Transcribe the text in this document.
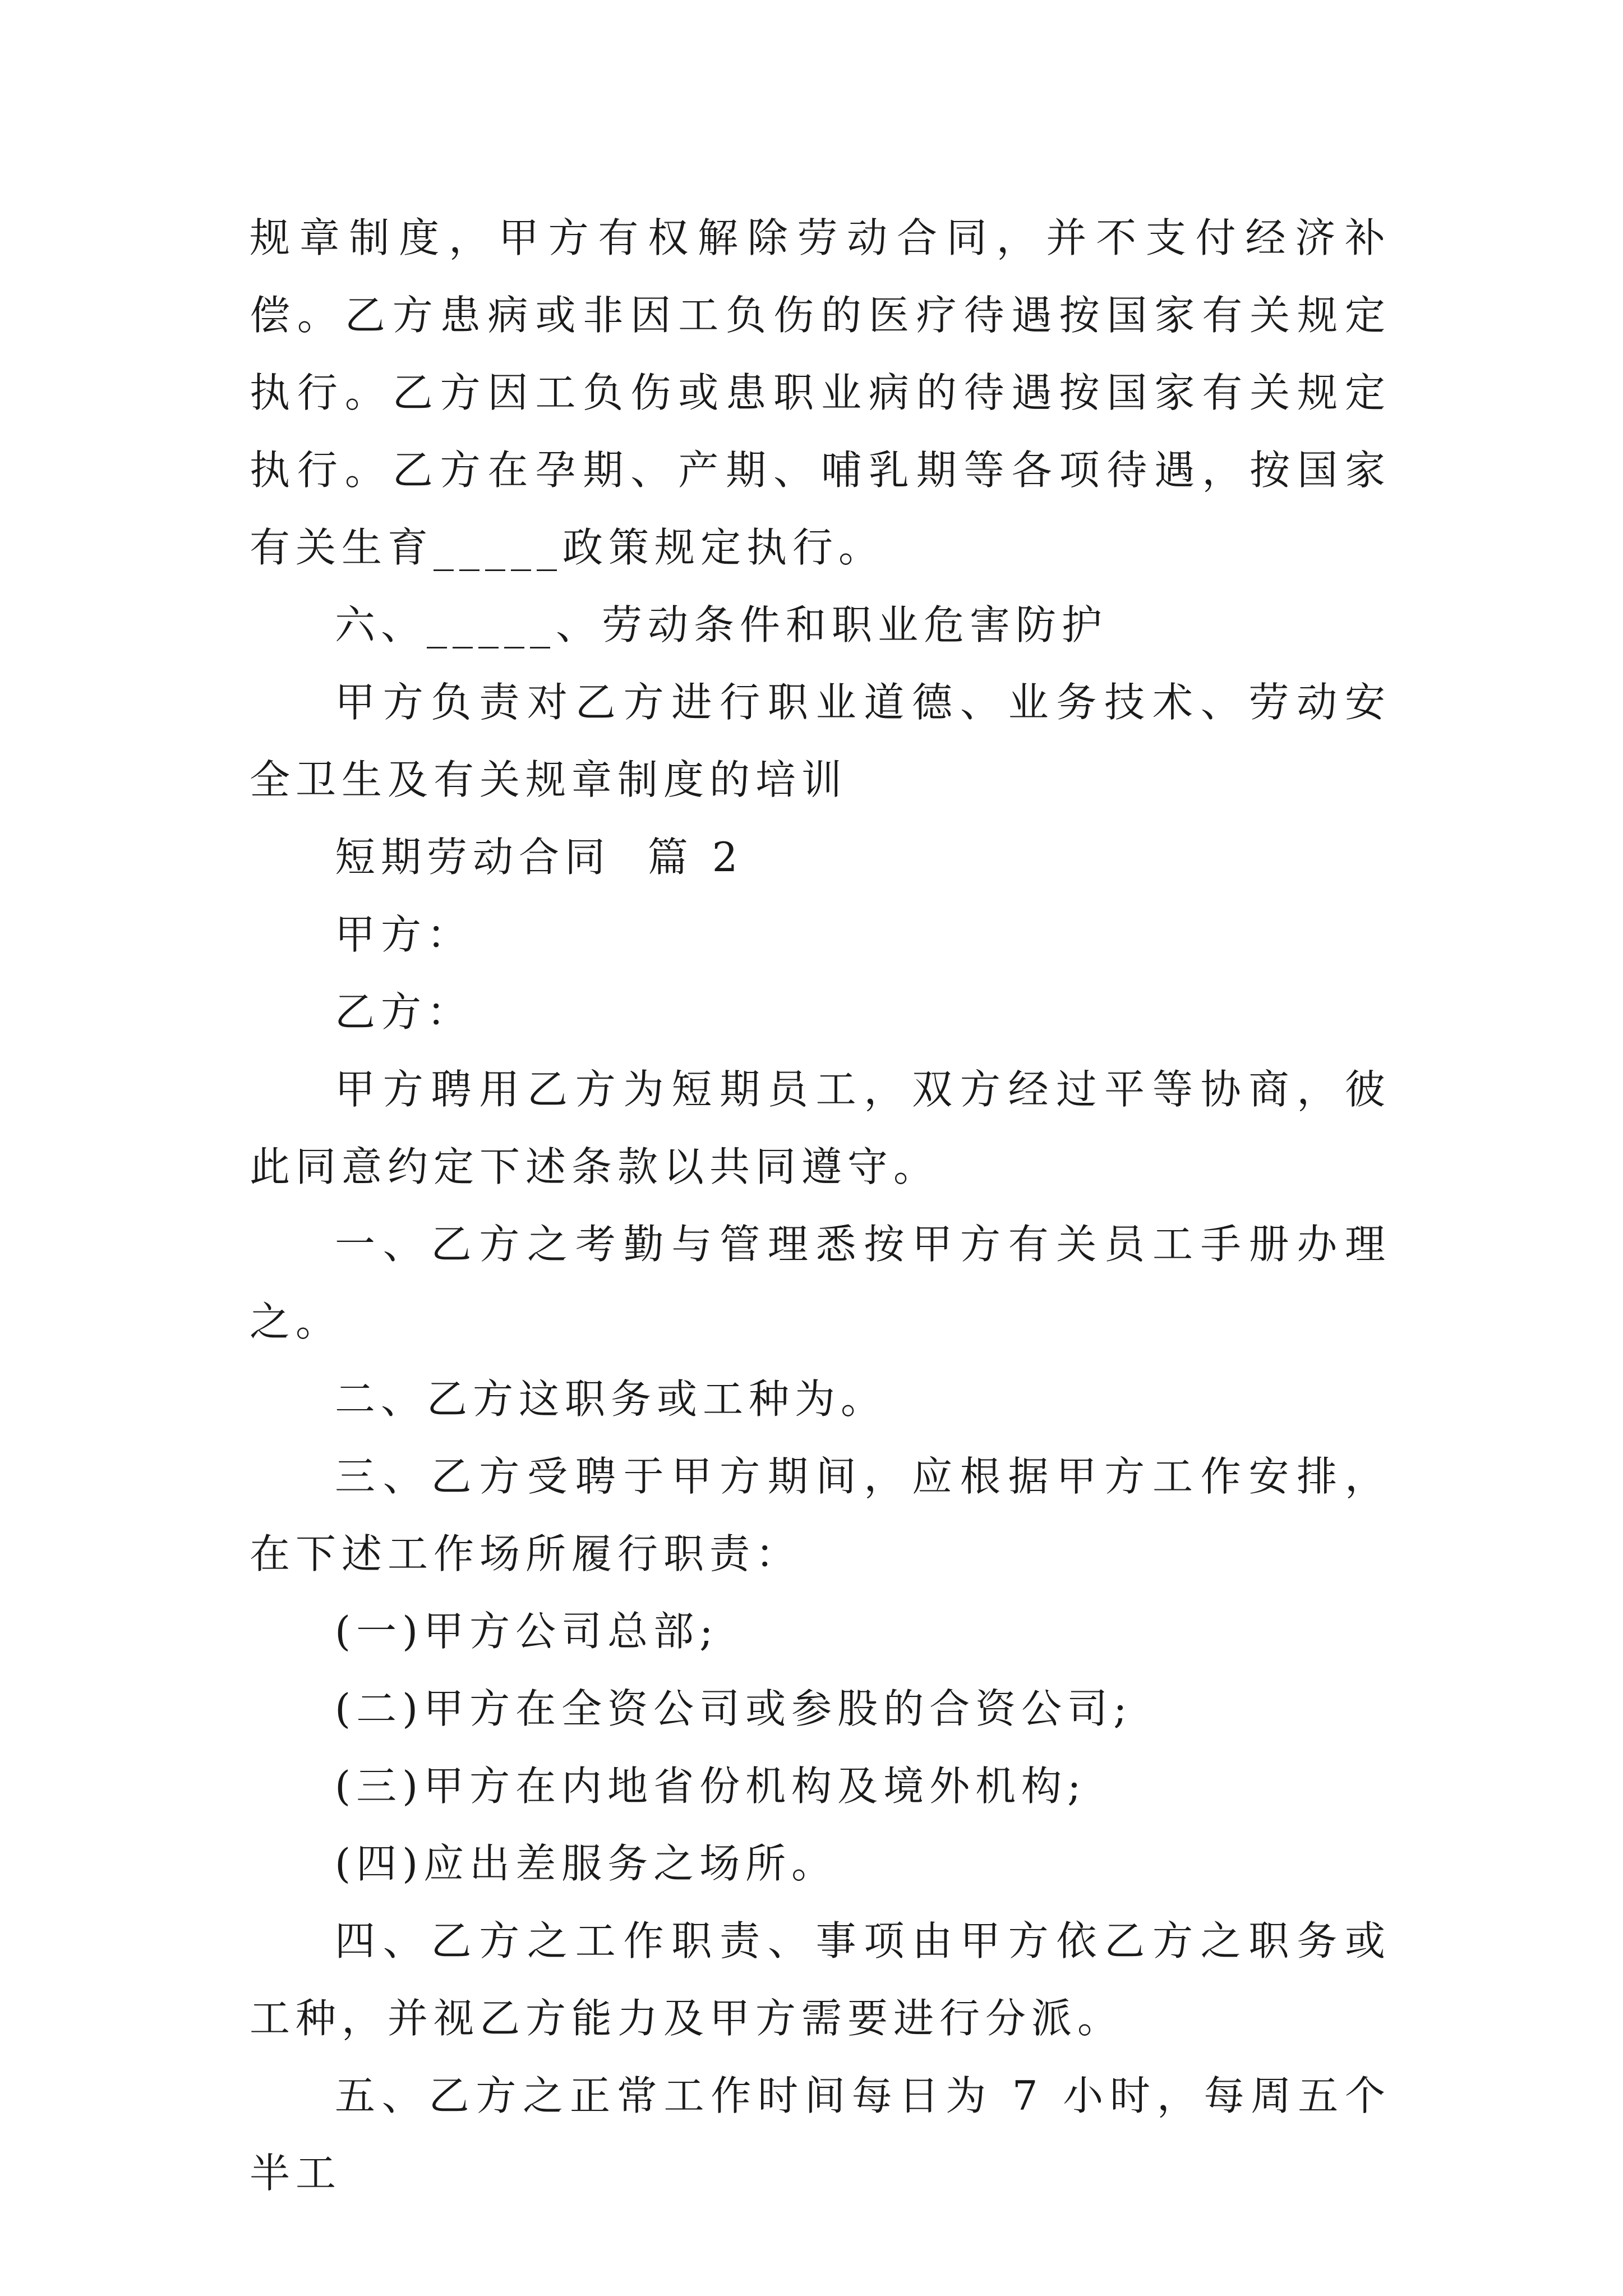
规章制度，甲方有权解除劳动合同，并不支付经济补偿。乙方患病或非因工负伤的医疗待遇按国家有关规定执行。乙方因工负伤或患职业病的待遇按国家有关规定执行。乙方在孕期、产期、哺乳期等各项待遇，按国家有关生育_____政策规定执行。

六、_____、劳动条件和职业危害防护

甲方负责对乙方进行职业道德、业务技术、劳动安全卫生及有关规章制度的培训

短期劳动合同  篇 2

甲方：

乙方：

甲方聘用乙方为短期员工，双方经过平等协商，彼此同意约定下述条款以共同遵守。

一、乙方之考勤与管理悉按甲方有关员工手册办理之。

二、乙方这职务或工种为。

三、乙方受聘于甲方期间，应根据甲方工作安排，在下述工作场所履行职责：

(一)甲方公司总部;

(二)甲方在全资公司或参股的合资公司;

(三)甲方在内地省份机构及境外机构;

(四)应出差服务之场所。

四、乙方之工作职责、事项由甲方依乙方之职务或工种，并视乙方能力及甲方需要进行分派。

五、乙方之正常工作时间每日为 7 小时，每周五个半工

* * * * * * *

TO BE DONE: The records above need to be restated word for word, with the pictures left out.

SOLUTION:
Transcribe the text in this document.
规章制度，甲方有权解除劳动合同，并不支付经济补偿。乙方患病或非因工负伤的医疗待遇按国家有关规定执行。乙方因工负伤或患职业病的待遇按国家有关规定执行。乙方在孕期、产期、哺乳期等各项待遇，按国家有关生育_____政策规定执行。

六、_____、劳动条件和职业危害防护

甲方负责对乙方进行职业道德、业务技术、劳动安全卫生及有关规章制度的培训

短期劳动合同  篇 2

甲方：

乙方：

甲方聘用乙方为短期员工，双方经过平等协商，彼此同意约定下述条款以共同遵守。

一、乙方之考勤与管理悉按甲方有关员工手册办理之。

二、乙方这职务或工种为。

三、乙方受聘于甲方期间，应根据甲方工作安排，在下述工作场所履行职责：

(一)甲方公司总部;

(二)甲方在全资公司或参股的合资公司;

(三)甲方在内地省份机构及境外机构;

(四)应出差服务之场所。

四、乙方之工作职责、事项由甲方依乙方之职务或工种，并视乙方能力及甲方需要进行分派。

五、乙方之正常工作时间每日为 7 小时，每周五个半工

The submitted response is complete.